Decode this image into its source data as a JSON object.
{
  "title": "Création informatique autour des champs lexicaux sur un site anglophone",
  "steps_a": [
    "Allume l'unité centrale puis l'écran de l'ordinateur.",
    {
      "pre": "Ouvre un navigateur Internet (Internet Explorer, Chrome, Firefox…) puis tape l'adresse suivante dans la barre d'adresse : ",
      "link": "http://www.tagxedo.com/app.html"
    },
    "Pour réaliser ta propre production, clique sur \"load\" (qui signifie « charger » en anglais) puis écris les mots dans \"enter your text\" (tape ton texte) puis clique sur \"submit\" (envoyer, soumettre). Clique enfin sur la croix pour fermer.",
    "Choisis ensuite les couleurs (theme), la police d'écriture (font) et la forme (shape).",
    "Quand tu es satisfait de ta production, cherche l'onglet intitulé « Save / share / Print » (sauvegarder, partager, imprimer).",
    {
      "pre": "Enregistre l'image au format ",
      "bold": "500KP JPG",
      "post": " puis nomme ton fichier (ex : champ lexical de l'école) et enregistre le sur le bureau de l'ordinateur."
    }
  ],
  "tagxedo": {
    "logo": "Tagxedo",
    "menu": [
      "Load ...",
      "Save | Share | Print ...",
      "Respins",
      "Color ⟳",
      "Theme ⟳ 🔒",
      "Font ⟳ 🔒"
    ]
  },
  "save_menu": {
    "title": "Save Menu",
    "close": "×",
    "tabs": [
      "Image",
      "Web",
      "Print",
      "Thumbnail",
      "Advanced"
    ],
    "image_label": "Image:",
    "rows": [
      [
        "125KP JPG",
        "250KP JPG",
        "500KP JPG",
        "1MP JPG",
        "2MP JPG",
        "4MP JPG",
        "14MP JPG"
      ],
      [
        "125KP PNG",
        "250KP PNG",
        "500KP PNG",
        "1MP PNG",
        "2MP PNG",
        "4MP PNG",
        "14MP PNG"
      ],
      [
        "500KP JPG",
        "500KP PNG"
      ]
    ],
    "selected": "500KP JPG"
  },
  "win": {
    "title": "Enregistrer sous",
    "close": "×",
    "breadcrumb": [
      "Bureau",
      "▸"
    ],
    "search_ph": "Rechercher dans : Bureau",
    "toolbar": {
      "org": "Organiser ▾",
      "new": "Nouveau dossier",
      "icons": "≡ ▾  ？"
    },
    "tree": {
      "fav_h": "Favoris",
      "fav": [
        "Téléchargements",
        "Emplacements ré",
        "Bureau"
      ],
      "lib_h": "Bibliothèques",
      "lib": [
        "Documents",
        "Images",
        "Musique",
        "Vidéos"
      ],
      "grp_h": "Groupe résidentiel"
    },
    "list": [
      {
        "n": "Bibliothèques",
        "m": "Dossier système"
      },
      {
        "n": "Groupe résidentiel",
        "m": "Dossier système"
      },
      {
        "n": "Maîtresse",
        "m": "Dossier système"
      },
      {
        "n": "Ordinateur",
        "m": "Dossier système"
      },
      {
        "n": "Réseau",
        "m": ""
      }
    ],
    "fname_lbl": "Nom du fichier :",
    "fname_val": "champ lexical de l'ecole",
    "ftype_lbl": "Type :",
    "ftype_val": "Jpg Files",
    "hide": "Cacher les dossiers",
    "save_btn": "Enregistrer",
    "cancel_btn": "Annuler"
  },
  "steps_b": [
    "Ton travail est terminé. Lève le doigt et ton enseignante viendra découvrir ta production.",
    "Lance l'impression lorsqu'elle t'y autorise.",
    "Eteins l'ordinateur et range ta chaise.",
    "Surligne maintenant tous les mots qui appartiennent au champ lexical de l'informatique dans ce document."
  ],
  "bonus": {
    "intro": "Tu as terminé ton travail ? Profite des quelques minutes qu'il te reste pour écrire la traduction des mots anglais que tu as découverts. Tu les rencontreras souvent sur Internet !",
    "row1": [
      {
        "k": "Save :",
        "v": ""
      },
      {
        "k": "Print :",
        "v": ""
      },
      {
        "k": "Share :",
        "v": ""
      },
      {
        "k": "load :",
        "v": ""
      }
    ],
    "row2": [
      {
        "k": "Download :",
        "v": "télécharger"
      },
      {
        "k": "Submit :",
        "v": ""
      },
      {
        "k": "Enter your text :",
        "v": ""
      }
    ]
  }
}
※ ※ ※
Wherever the word "text" occurs in a line of the listing, copy that line.

    "Pour réaliser ta propre production, clique sur \"load\" (qui signifie « charger » en anglais) puis écris les mots dans \"enter your text\" (tape ton texte) puis clique sur \"submit\" (envoyer, soumettre). Clique enfin sur la croix pour fermer.",
        "k": "Enter your text :",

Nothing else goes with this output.